[Dataset]

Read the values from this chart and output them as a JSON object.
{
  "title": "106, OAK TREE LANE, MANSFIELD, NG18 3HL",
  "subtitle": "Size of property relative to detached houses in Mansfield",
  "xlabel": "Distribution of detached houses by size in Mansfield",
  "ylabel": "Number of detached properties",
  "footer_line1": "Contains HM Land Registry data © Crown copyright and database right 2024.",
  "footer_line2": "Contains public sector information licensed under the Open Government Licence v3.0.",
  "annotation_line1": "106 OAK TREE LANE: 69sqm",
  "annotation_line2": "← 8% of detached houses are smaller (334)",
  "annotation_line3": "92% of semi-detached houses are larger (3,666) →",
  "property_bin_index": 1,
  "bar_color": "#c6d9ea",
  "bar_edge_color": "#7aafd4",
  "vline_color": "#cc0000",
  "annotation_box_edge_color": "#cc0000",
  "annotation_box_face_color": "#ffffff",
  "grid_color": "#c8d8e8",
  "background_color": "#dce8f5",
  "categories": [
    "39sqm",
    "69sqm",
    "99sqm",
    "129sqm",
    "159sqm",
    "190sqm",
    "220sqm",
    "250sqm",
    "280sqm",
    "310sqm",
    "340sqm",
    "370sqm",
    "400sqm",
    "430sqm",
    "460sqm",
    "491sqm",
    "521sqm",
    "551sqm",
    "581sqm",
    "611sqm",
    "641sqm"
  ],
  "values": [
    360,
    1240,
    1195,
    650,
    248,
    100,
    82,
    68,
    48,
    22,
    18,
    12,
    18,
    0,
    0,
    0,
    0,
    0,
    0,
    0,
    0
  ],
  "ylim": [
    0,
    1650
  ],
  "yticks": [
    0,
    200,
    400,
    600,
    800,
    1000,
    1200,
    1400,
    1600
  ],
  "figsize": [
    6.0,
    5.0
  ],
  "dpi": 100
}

[Directions] State how many lines of the listing hold the string "values"; reply with the number and nothing else.

[Response to this task] 2